• _THE TASK_:
Identify and copy all lines of the material where the string "Indkøbspris" is found.

Collected data:
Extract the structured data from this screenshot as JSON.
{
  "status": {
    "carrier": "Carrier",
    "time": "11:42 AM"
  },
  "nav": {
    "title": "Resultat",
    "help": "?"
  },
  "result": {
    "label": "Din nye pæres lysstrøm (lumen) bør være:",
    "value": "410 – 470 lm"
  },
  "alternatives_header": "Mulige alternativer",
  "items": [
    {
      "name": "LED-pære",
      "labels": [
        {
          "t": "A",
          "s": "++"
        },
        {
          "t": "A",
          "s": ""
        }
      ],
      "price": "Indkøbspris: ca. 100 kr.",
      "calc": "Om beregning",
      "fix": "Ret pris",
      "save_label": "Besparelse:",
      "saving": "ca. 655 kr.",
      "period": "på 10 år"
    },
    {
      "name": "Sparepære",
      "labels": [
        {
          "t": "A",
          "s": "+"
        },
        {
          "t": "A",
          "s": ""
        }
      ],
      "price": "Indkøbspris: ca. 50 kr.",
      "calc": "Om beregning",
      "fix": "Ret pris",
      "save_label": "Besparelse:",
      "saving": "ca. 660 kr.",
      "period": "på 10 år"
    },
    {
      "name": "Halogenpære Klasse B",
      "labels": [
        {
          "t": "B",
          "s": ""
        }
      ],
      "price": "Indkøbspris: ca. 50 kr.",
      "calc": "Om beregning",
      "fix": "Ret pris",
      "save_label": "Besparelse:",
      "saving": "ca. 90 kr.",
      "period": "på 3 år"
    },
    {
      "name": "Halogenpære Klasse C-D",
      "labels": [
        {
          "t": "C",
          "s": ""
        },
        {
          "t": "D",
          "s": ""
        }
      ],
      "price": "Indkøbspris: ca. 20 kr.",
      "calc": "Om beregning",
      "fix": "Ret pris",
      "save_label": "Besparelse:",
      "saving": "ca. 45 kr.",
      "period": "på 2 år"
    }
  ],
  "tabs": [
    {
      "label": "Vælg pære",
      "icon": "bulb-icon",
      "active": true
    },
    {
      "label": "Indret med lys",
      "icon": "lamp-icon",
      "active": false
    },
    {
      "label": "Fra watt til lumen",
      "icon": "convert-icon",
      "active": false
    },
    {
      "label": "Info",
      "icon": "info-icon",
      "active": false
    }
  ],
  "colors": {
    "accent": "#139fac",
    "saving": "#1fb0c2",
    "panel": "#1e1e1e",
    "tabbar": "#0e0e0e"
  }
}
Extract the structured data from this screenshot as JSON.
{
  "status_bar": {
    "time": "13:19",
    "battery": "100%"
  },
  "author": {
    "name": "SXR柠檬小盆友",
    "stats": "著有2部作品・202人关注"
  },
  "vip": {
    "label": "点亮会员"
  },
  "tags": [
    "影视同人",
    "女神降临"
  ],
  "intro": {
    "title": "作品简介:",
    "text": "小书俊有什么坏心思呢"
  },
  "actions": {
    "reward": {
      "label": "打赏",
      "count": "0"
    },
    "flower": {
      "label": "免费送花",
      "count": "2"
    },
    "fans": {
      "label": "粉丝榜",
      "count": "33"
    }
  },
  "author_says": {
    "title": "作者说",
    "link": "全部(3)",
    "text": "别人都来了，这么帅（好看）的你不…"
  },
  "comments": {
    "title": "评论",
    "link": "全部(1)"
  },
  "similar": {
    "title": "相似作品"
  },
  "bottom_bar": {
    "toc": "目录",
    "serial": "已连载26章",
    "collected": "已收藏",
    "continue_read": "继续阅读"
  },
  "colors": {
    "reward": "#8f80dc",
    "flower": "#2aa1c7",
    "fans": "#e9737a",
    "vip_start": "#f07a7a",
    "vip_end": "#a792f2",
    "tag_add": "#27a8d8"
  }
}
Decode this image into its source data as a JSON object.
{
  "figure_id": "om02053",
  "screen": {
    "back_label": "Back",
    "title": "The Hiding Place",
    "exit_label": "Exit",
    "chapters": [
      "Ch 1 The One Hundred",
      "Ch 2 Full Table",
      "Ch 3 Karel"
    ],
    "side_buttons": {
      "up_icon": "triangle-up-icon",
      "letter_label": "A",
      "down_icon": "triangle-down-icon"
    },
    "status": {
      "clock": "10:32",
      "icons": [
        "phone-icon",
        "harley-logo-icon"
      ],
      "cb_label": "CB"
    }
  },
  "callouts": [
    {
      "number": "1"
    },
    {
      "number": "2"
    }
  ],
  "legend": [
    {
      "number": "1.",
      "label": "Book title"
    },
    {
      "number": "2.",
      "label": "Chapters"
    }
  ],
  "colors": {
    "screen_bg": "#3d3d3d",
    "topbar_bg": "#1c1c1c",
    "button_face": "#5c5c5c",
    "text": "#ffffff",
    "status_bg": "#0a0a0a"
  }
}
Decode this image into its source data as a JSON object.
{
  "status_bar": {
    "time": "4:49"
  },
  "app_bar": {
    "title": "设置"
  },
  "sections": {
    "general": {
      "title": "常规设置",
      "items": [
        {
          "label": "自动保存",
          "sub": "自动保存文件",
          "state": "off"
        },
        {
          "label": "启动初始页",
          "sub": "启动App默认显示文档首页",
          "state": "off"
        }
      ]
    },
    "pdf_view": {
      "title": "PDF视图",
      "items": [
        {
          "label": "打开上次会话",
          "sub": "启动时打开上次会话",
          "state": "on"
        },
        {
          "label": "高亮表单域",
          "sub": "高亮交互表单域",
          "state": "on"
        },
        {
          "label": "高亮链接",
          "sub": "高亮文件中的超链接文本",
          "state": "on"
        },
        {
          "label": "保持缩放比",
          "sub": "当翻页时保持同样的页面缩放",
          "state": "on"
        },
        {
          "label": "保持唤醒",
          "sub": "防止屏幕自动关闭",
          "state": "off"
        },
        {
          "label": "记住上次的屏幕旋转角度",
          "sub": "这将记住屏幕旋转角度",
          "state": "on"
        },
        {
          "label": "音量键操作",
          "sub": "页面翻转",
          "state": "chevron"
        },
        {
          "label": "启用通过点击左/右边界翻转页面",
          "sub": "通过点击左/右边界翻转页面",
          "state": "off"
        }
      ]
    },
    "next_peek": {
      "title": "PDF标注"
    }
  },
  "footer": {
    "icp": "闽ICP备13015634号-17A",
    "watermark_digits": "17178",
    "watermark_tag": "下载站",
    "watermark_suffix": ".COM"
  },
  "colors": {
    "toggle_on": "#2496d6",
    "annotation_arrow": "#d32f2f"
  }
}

• _RESPONSE_:
      "price": "Indkøbspris: ca. 100 kr.",
      "price": "Indkøbspris: ca. 50 kr.",
      "price": "Indkøbspris: ca. 50 kr.",
      "price": "Indkøbspris: ca. 20 kr.",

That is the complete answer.